* DATASET EXTRACT
— Begin —

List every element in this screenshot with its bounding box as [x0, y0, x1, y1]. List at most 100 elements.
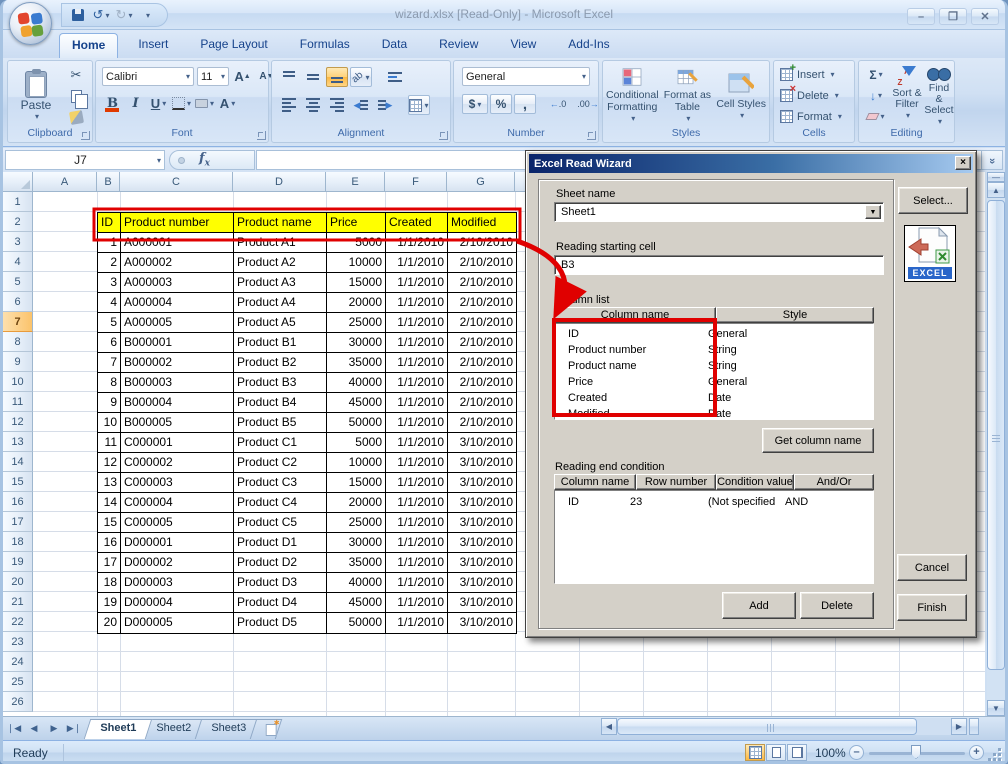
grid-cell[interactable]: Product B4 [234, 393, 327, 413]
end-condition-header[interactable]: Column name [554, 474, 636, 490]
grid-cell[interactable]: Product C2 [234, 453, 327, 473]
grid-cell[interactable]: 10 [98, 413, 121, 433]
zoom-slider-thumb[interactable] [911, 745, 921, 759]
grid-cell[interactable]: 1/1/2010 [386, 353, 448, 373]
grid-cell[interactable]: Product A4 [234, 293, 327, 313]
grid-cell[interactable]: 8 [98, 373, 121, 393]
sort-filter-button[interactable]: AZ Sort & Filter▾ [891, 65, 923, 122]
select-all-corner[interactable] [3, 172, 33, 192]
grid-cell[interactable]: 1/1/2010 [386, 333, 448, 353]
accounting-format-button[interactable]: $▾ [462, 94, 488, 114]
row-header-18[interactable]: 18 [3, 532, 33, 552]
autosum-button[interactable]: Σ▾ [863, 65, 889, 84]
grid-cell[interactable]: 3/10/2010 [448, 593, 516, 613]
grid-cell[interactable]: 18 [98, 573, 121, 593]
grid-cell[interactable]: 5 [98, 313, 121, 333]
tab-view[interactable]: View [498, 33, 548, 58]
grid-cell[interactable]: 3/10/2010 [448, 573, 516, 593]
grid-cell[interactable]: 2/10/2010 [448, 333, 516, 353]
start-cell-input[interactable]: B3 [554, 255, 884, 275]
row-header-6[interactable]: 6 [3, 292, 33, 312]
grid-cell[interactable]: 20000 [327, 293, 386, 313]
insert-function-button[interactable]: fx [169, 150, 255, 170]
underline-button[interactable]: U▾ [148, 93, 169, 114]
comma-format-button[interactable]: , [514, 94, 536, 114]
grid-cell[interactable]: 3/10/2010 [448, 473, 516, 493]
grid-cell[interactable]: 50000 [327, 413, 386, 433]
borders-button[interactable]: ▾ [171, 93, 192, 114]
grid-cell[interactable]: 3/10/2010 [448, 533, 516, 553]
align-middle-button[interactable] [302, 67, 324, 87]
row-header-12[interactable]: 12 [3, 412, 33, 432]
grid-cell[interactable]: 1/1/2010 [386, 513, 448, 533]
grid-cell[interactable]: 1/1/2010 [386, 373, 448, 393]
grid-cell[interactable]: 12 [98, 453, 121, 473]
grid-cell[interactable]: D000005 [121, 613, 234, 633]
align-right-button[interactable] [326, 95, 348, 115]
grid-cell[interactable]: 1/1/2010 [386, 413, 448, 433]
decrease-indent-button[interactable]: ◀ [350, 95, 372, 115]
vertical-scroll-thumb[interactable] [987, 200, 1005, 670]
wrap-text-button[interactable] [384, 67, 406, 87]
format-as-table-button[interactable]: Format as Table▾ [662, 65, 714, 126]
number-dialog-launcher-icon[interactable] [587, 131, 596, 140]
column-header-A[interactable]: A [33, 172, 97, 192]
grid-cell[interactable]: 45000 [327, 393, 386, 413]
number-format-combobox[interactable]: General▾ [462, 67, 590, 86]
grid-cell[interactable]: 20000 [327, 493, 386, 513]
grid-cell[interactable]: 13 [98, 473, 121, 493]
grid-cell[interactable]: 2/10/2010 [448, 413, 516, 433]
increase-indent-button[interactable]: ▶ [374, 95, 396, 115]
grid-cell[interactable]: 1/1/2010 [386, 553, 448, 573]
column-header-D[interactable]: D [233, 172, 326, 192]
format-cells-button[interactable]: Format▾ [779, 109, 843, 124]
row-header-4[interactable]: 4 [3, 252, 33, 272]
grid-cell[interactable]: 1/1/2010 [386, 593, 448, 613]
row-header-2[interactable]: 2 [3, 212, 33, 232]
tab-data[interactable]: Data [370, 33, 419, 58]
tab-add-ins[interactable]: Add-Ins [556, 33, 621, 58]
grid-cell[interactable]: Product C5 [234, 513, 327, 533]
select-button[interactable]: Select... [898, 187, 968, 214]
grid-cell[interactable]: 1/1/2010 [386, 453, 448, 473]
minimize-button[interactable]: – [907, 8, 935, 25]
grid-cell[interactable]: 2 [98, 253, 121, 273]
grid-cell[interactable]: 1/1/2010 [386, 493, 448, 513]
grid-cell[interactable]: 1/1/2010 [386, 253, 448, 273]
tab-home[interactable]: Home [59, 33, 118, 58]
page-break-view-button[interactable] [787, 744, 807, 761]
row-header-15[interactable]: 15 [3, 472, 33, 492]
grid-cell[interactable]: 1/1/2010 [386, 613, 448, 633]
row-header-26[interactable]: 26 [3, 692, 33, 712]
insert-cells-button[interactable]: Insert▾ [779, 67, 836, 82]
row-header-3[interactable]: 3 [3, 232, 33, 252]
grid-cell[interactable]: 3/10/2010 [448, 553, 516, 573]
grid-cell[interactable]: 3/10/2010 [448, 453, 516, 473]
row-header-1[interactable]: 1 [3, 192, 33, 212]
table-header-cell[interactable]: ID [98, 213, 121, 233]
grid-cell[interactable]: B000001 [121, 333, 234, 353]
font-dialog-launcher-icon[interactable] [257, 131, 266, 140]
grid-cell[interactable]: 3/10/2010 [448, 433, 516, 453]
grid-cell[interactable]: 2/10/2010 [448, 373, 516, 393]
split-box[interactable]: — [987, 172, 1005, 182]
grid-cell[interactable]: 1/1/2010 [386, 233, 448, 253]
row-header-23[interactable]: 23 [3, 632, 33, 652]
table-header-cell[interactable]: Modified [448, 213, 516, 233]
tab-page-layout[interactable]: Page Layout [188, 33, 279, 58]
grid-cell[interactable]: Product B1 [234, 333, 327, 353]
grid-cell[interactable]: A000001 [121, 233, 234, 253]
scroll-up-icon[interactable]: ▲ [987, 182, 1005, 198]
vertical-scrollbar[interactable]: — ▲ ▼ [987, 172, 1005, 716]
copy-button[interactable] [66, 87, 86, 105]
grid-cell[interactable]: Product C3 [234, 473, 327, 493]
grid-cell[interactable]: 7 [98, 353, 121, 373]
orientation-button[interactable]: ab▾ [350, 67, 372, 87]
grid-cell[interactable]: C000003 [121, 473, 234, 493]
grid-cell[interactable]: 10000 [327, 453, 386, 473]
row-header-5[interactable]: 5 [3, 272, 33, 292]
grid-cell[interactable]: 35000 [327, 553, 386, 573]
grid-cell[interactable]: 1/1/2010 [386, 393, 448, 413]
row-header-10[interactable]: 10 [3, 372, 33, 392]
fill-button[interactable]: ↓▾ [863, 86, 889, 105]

— End —

* WORK INSTRUCTIONS
Please copy out the lines above, from the one containing "grid-cell[interactable]: Product B4" through the one containing "grid-cell[interactable]: 8 [98, 373, 121, 393]", with both of those lines included.

* EXERCISE SOLUTION
grid-cell[interactable]: Product B4 [234, 393, 327, 413]
end-condition-header[interactable]: Column name [554, 474, 636, 490]
grid-cell[interactable]: Product C2 [234, 453, 327, 473]
grid-cell[interactable]: 10 [98, 413, 121, 433]
zoom-slider-thumb[interactable] [911, 745, 921, 759]
grid-cell[interactable]: 1/1/2010 [386, 353, 448, 373]
grid-cell[interactable]: Product A4 [234, 293, 327, 313]
grid-cell[interactable]: 8 [98, 373, 121, 393]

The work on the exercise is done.